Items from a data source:
———

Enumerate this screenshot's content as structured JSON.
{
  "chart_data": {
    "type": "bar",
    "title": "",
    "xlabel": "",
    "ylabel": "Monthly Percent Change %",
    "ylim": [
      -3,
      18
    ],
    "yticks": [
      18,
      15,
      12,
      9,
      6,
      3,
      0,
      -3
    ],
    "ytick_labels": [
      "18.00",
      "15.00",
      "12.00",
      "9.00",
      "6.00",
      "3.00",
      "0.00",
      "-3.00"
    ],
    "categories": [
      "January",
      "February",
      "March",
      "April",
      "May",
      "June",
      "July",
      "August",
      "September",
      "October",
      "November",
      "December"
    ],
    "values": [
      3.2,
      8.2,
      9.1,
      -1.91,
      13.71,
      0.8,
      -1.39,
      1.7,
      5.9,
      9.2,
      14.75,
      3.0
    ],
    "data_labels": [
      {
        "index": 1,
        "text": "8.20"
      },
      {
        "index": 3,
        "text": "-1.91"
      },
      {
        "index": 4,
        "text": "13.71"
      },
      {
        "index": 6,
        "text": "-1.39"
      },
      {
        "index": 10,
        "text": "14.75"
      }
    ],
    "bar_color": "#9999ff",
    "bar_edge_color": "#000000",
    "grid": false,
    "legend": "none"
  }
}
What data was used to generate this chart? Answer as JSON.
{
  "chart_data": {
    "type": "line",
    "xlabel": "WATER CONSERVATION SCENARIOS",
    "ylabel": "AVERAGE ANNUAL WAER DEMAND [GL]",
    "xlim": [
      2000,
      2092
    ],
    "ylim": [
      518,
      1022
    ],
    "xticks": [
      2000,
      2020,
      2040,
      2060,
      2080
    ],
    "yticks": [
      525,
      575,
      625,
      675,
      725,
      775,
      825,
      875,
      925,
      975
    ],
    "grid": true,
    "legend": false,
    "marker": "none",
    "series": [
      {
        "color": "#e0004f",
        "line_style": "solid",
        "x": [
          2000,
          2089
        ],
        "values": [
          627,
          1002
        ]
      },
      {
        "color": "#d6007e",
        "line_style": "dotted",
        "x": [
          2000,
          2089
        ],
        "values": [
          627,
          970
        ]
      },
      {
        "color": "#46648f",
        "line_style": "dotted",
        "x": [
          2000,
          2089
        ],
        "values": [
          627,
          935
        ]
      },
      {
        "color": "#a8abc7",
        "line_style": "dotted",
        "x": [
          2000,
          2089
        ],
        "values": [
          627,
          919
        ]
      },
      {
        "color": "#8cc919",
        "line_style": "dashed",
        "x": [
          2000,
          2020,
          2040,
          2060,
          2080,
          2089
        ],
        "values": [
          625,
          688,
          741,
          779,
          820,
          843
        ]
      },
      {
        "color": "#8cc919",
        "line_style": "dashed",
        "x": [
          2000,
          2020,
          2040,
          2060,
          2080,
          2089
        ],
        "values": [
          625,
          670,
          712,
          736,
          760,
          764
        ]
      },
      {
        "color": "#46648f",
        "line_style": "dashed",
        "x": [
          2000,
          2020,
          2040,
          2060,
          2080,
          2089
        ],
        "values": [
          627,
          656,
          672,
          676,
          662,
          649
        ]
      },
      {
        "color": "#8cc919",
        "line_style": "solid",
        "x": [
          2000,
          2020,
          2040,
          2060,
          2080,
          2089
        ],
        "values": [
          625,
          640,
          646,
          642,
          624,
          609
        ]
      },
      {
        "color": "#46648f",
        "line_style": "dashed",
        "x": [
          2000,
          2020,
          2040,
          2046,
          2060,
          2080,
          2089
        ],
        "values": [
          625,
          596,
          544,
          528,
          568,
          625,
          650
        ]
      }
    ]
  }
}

———

Task — Provide only the count of lines in the material above that hold the word "xlabel".

Task answer — 2